* WHAT THE TASK REQUIRES *
Extract the records below word for word and ignore the images.

* DATA TO USE *
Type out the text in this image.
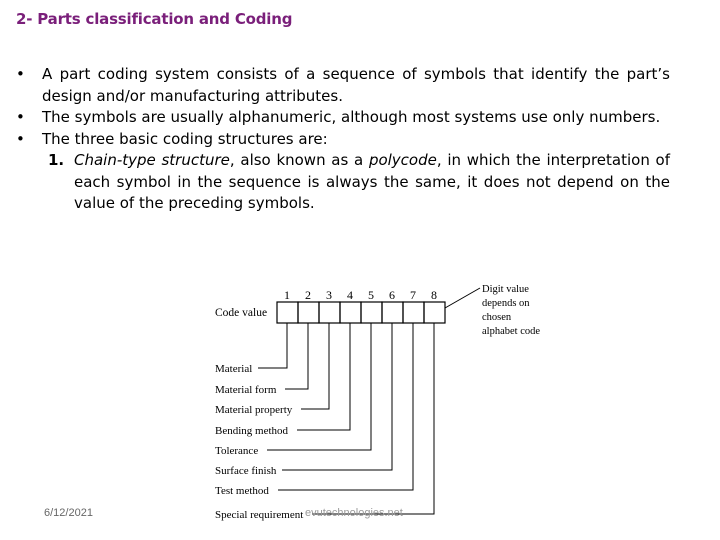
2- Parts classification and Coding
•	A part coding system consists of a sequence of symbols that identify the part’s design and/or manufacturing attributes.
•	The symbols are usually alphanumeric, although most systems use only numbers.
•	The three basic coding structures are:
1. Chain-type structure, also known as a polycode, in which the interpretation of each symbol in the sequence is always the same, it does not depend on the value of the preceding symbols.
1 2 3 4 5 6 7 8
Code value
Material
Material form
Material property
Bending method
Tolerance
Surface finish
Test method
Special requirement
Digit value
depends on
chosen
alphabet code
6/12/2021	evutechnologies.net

* RIGHT ANSWER *
Type out the text in this image.
2- Parts classification and Coding
•	A part coding system consists of a sequence of symbols that identify the part’s design and/or manufacturing attributes.
•	The symbols are usually alphanumeric, although most systems use only numbers.
•	The three basic coding structures are:
1. Chain-type structure, also known as a polycode, in which the interpretation of each symbol in the sequence is always the same, it does not depend on the value of the preceding symbols.
1 2 3 4 5 6 7 8
Code value
Material
Material form
Material property
Bending method
Tolerance
Surface finish
Test method
Special requirement
Digit value
depends on
chosen
alphabet code
6/12/2021	evutechnologies.net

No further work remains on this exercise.